Did you already get your TIN NUMBER? Did you fall in line? Was it traffic so you were late today? Anyways, let’s talk about the lesson that I really love to discuss with my students. FILIPINISM. Are you ready? In 3….2….1…. lights open!

Like all other language, English is quite a problem to all foreign learners. Some of the rules are easy to explain but some are just tricky and often cause problems and difficulty even for advanced students and teachers. We, Filipinos are very fond of using the English language especially when expressing our feelings on social media but some of us are not aware of the mistakes we are making.  The examples below are some of the common mistakes, we Filipinos make when using English. You can share them with your friends to avoid being made fun of in the future: 😉 hihihihihi

TIN NUMBER –  “ATE, MAY TIN NUMBER KA NA?” no…no…no… DO NOT SAY TIN NUMBER BUT “TIN”! Would you like to mean Tax Identification Number “Number”?


“Sorry I am late! It was TRAFFIC!” Well this may sound correct but it’s SO WRONG! Traffic refers to the flow of vehicles on a road or high way. So it is more proper to say:

“Oh! Sorry I’m late! There was a HEAVY TRAFFIC!”

“ANYWAYS” – for heaven’s sake! Why do we love the letter “S” so much that we always add it to the words we use. ANYWAY, ANYWAY, ANYWAY! Okay? Anyways, ohhh… I mean, anyway, let’s move on to the next word.

OPEN AND CLOSE THE LIGHT – Seriously? Like a window? We should also open and close the like? What about saying “TURN ON OR TURN OFF THE LIGHT?” That will sound better! Hihihi

“FOR MY OPINION” – the most common mistake college students make. Often heard when someone’s reporting in front of the class. The correct term is: IN MY OPINION.

# EXTRACTED DATA:
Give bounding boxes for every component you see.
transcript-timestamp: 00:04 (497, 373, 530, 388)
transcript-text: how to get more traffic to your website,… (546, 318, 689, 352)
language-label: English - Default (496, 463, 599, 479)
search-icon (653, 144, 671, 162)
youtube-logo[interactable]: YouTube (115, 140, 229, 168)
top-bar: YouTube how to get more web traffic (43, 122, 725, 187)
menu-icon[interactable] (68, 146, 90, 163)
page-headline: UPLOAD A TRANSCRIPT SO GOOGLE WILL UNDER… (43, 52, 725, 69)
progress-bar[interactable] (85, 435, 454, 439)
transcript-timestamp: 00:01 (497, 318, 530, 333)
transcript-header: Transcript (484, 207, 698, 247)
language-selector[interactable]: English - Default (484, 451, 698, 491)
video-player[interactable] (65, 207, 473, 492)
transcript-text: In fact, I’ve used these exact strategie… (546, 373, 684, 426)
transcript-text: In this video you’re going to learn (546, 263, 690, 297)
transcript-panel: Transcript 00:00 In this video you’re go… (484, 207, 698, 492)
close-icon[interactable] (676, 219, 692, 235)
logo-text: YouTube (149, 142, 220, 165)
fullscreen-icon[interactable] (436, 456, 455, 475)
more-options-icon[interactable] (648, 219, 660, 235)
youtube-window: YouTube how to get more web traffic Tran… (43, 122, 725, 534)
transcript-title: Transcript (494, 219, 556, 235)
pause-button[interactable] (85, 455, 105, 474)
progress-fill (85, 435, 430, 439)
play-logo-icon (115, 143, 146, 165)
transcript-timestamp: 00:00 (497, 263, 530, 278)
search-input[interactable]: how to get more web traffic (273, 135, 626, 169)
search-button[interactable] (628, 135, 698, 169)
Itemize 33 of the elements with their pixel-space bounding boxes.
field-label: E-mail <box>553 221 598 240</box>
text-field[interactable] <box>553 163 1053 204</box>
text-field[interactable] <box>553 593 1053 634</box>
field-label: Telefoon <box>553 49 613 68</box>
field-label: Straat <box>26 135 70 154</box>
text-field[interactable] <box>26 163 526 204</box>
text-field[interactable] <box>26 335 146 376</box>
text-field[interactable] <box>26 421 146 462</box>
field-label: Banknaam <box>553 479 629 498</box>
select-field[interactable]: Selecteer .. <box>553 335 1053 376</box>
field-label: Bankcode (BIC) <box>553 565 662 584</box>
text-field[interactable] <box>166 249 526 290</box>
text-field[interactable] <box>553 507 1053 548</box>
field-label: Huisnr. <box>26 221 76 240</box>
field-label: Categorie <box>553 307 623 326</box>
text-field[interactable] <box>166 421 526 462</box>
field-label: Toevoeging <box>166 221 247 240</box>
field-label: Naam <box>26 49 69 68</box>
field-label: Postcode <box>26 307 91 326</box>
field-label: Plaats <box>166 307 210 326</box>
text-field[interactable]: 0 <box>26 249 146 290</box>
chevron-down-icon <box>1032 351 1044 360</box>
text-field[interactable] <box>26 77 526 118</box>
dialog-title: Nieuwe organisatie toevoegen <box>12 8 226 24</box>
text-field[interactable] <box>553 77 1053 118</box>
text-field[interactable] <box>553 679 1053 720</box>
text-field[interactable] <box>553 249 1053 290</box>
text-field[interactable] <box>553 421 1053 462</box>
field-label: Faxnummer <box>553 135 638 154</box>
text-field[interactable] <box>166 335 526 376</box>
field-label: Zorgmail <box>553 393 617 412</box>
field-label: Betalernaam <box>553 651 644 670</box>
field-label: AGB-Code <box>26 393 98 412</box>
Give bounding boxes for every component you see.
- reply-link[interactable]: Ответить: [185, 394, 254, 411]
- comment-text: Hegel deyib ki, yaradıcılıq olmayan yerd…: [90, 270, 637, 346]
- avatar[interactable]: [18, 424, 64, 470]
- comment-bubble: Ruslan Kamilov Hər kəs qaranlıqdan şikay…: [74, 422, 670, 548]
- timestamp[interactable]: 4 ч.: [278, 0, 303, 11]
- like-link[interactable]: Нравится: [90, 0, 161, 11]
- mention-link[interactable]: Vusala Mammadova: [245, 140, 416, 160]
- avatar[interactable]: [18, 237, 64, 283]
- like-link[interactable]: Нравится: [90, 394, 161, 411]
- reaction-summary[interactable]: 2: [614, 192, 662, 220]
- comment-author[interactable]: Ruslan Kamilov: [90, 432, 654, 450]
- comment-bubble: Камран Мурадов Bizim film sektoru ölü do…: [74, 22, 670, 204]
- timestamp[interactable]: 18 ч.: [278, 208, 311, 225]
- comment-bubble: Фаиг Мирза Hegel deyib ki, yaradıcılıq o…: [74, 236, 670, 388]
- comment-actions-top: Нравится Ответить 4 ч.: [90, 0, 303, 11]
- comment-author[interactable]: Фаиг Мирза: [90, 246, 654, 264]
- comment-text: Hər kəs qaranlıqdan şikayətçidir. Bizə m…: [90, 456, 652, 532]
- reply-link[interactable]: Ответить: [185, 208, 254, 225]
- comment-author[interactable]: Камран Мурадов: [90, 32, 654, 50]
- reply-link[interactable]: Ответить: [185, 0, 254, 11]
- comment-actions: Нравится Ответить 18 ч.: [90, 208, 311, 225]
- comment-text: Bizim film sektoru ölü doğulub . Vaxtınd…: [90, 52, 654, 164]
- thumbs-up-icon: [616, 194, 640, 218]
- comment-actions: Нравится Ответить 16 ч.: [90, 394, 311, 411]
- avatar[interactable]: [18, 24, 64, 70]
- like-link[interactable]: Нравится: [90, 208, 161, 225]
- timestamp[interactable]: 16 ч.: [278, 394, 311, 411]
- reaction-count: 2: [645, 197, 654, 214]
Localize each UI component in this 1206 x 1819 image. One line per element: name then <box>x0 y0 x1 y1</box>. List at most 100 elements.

* * *

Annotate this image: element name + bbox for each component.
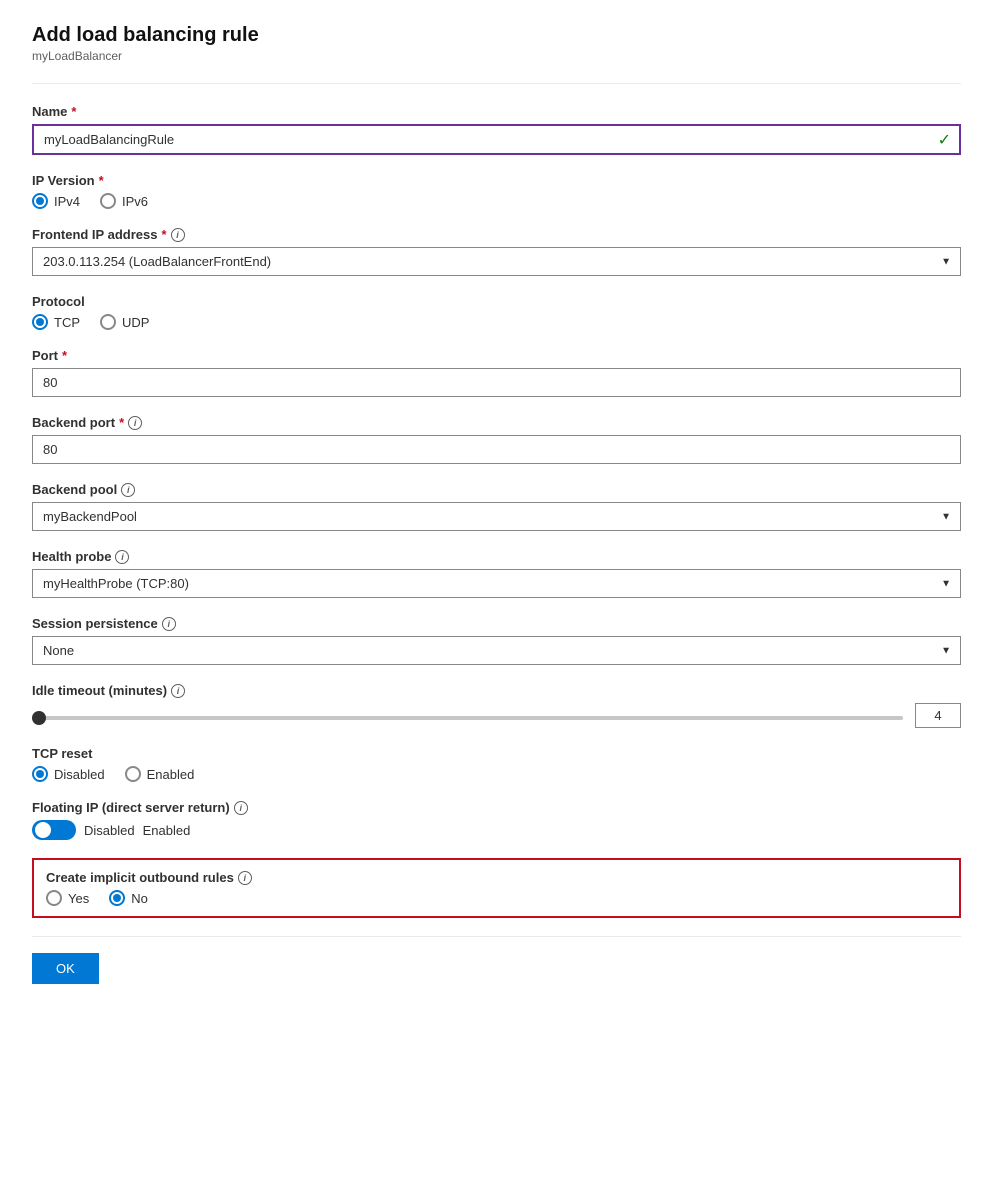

# JOBS:
A: Answer these about the lesson on Filipinism above:
(i) What should be said instead of "TIN number"?
(ii) What does the lesson say traffic refers to?
(iii) What is the correct term in place of "for my opinion"?
B: Continue the lesson on common English mistakes Filipinos make, picking up right after its last sentence.

# ANSWERS BELOW:
A:
(i) TIN
(ii) The flow of vehicles on a road or highway
(iii) In my opinion

B:
COMMIT A MISTAKE – We were bombarded by this phrase during my elementary days by our teachers.  I only found out it was wrong when I was corrected by my college professor!

“Hey, girl! You should say: MAKE A MISTAKE instead!”

“CAN YOU REPEAT THAT AGAIN?” – Redundancy at its finest! It is better to say the following:

  • I’m sorry?
  • Excuse me? I didn’t get what you said.

“IT’S MORE HARDER….THAT’S MORE BETTER” – Degree of adjectives. Always remember that ER in the end of the word means more so no need to add the word more when you use the words SMARTER, BRIGHTER, COLDER, BOLDER and all other adjectives that ends with ER.  It will be better!

And of course….. the most common term students hear at schools:

FALL IN LINE…. Oh no! teachers should rather say:

“Stand in a queue” or “line up” or “make a line”

Since most Filipinos are not aware of these corrections, these wrong terms and phrases have appeared to be acceptable but in the English speaking world, this should be avoided. They have to be corrected and to be taught to promote the good use the language as well as to be understood better.

So now that you know about it, kindly spread this to your friends! Let them find the common errors that they must have been possibly making for a long time! 😉

Share with your friends!

Rosalyn Bautista

Ro, a crazy teacher and aspiring traveler. She loves interacting and dealing with different people. Observing their behaviours, knowing their stories and writing about them.

11 thoughts on “Common mistakes Filipinos make when using English”

  1. Having lived with Filipinos for almost 10 years now, I have notices a few more mistakes that they commonly make.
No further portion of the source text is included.